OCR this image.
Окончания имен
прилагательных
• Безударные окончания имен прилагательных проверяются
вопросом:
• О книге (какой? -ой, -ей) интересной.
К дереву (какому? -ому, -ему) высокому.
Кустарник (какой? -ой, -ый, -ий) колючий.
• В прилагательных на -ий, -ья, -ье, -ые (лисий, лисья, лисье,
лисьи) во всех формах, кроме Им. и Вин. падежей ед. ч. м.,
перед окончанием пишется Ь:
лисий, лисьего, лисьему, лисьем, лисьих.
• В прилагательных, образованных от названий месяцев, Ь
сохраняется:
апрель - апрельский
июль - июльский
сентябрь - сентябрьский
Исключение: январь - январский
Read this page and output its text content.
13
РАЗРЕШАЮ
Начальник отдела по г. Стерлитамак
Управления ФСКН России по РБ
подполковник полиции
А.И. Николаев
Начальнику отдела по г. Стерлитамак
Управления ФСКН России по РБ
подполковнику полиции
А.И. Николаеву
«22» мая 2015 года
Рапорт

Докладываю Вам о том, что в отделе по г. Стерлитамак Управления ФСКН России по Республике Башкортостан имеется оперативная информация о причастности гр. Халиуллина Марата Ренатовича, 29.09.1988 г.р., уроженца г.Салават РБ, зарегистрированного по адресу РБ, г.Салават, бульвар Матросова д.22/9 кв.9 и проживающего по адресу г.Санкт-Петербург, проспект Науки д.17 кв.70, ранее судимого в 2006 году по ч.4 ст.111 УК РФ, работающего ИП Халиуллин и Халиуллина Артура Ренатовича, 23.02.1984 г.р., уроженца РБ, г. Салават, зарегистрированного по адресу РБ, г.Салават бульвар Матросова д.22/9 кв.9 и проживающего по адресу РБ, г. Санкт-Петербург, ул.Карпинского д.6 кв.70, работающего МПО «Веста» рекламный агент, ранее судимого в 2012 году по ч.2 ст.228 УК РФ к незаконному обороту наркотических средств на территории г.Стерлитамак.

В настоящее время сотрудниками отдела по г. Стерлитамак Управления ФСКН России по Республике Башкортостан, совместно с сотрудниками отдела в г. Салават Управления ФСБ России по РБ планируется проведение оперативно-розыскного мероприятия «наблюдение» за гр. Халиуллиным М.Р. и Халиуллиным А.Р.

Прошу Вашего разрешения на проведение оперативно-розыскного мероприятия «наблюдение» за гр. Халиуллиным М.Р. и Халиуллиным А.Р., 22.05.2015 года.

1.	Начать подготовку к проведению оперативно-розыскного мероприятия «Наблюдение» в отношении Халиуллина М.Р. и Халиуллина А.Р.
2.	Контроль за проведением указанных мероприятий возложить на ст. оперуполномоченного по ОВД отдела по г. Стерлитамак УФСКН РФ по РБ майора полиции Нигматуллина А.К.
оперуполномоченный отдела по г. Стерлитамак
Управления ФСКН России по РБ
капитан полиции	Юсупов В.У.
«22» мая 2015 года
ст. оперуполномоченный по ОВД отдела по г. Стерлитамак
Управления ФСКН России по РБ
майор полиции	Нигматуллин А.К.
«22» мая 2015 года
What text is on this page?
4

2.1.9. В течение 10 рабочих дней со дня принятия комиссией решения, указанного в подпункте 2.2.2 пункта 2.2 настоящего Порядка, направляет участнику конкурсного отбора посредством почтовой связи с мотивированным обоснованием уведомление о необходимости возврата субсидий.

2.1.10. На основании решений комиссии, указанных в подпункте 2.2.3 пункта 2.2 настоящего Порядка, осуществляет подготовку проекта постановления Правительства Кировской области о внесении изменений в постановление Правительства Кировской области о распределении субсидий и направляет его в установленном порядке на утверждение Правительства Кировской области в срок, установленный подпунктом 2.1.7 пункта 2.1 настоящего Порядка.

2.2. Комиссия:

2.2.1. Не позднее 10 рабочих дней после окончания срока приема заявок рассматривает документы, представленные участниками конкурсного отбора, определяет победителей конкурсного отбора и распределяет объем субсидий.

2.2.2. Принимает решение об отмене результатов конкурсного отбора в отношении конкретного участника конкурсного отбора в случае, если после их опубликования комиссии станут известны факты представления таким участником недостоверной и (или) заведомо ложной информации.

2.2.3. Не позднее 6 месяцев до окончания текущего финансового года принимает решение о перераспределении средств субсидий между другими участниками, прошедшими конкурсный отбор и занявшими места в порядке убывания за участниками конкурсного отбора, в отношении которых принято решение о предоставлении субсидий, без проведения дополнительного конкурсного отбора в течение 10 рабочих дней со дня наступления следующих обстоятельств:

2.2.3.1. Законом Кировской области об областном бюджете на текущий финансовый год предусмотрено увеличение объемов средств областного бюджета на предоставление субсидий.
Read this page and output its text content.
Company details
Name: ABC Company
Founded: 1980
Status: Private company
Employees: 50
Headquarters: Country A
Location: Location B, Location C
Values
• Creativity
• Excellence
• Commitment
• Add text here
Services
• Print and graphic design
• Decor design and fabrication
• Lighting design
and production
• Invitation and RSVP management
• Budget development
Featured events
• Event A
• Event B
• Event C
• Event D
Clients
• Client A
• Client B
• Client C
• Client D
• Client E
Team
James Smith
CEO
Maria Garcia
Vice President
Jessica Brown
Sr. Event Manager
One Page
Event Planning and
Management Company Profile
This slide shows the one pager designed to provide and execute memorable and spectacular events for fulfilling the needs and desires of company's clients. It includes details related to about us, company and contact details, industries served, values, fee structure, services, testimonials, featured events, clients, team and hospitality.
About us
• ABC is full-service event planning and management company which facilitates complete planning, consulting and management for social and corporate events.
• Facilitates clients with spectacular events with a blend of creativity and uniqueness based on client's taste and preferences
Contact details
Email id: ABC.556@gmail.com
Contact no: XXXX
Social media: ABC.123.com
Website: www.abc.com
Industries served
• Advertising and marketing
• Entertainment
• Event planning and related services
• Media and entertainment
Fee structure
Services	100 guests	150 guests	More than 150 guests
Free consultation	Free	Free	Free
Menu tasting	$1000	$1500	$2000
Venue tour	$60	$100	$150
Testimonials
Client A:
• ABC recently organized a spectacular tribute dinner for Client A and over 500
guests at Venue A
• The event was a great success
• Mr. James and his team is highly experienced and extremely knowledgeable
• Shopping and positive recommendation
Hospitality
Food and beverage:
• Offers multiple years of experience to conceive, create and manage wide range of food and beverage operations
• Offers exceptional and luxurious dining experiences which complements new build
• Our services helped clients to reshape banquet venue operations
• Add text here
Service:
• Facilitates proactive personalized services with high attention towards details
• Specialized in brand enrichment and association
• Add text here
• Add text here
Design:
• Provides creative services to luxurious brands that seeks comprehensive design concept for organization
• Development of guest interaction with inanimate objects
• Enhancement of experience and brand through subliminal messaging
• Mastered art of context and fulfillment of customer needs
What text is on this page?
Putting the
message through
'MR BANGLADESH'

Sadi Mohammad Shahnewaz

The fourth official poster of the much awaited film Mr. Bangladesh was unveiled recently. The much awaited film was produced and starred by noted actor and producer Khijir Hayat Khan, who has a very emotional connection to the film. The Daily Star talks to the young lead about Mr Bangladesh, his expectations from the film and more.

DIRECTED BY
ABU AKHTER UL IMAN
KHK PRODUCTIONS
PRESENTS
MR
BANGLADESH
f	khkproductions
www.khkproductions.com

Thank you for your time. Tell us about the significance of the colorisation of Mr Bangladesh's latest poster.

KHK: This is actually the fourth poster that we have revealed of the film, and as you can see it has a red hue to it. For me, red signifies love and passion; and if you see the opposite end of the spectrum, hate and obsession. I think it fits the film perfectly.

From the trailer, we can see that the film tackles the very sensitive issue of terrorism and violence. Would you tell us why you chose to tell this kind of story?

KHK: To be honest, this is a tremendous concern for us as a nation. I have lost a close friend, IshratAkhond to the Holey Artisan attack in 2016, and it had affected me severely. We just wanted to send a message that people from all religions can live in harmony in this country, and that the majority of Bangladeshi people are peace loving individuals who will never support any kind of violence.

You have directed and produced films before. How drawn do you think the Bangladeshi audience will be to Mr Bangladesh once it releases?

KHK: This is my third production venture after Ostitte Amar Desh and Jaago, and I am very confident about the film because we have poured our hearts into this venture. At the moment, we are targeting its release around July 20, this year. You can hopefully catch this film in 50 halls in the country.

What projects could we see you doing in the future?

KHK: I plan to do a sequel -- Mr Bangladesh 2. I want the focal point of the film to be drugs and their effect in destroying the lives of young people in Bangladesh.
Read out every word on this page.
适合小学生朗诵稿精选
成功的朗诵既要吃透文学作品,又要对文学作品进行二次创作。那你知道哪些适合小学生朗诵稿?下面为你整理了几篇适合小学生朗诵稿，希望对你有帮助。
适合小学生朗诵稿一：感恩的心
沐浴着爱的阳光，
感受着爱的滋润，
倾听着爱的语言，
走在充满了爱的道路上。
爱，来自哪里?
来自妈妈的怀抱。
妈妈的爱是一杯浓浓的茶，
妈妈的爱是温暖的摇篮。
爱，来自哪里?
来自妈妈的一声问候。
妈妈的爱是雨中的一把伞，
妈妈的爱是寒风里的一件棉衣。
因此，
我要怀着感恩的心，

What this task involves:
Output the line that contains "Read out every word on this page.", followed by every later line in the listing, with no line omitted and none added.

Solution:
Read out every word on this page.
适合小学生朗诵稿精选
成功的朗诵既要吃透文学作品,又要对文学作品进行二次创作。那你知道哪些适合小学生朗诵稿?下面为你整理了几篇适合小学生朗诵稿，希望对你有帮助。
适合小学生朗诵稿一：感恩的心
沐浴着爱的阳光，
感受着爱的滋润，
倾听着爱的语言，
走在充满了爱的道路上。
爱，来自哪里?
来自妈妈的怀抱。
妈妈的爱是一杯浓浓的茶，
妈妈的爱是温暖的摇篮。
爱，来自哪里?
来自妈妈的一声问候。
妈妈的爱是雨中的一把伞，
妈妈的爱是寒风里的一件棉衣。
因此，
我要怀着感恩的心，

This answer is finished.